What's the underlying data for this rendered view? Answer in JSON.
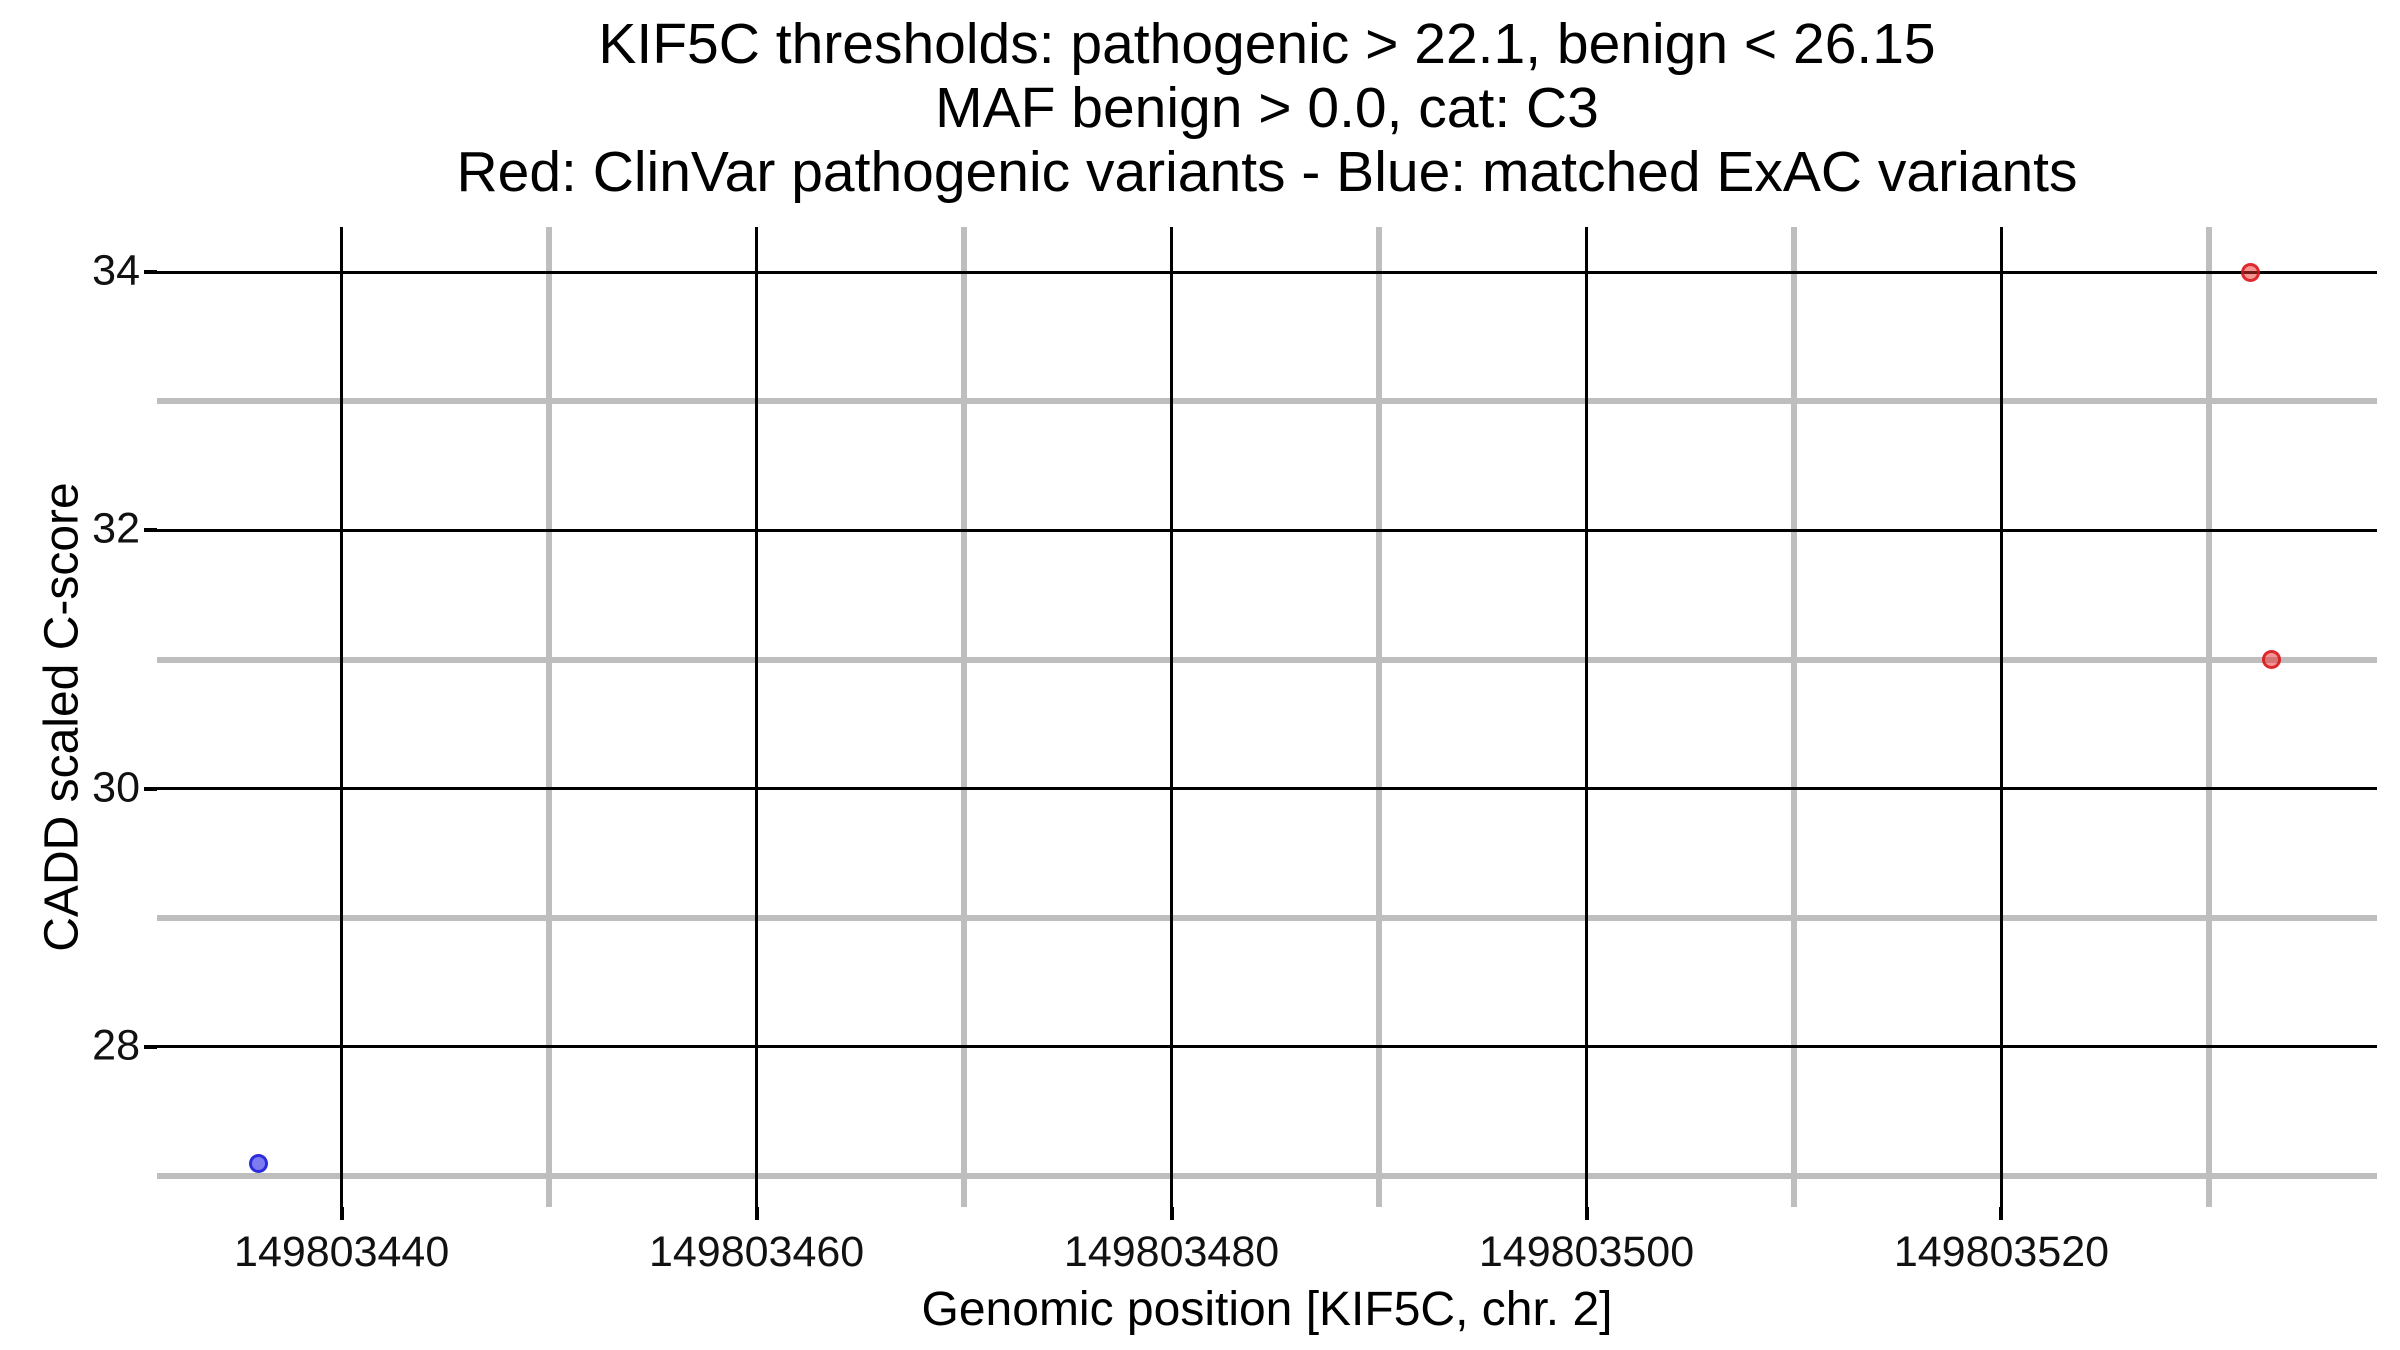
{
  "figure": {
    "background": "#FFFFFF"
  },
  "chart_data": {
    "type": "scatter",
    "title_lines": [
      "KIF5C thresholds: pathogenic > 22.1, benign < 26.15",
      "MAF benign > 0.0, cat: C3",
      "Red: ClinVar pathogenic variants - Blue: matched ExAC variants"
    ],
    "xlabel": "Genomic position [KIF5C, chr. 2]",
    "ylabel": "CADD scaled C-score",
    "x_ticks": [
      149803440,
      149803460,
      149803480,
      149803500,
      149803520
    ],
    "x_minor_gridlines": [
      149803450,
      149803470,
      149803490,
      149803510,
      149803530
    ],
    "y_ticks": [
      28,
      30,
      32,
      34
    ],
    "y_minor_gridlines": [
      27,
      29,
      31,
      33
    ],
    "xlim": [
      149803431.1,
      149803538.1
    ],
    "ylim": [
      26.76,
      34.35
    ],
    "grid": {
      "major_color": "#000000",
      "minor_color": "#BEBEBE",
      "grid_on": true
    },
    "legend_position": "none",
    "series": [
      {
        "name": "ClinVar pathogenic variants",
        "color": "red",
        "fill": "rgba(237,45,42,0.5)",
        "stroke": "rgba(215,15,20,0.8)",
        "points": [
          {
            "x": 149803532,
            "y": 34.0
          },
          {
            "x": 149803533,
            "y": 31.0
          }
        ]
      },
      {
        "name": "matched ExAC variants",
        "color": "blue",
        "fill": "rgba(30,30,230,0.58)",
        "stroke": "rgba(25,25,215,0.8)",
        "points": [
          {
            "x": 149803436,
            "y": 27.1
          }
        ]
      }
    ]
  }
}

____________________

Scan the records for the string "matched" and report each line where it occurs.

Answer space —
      "Red: ClinVar pathogenic variants - Blue: matched ExAC variants"
        "name": "matched ExAC variants",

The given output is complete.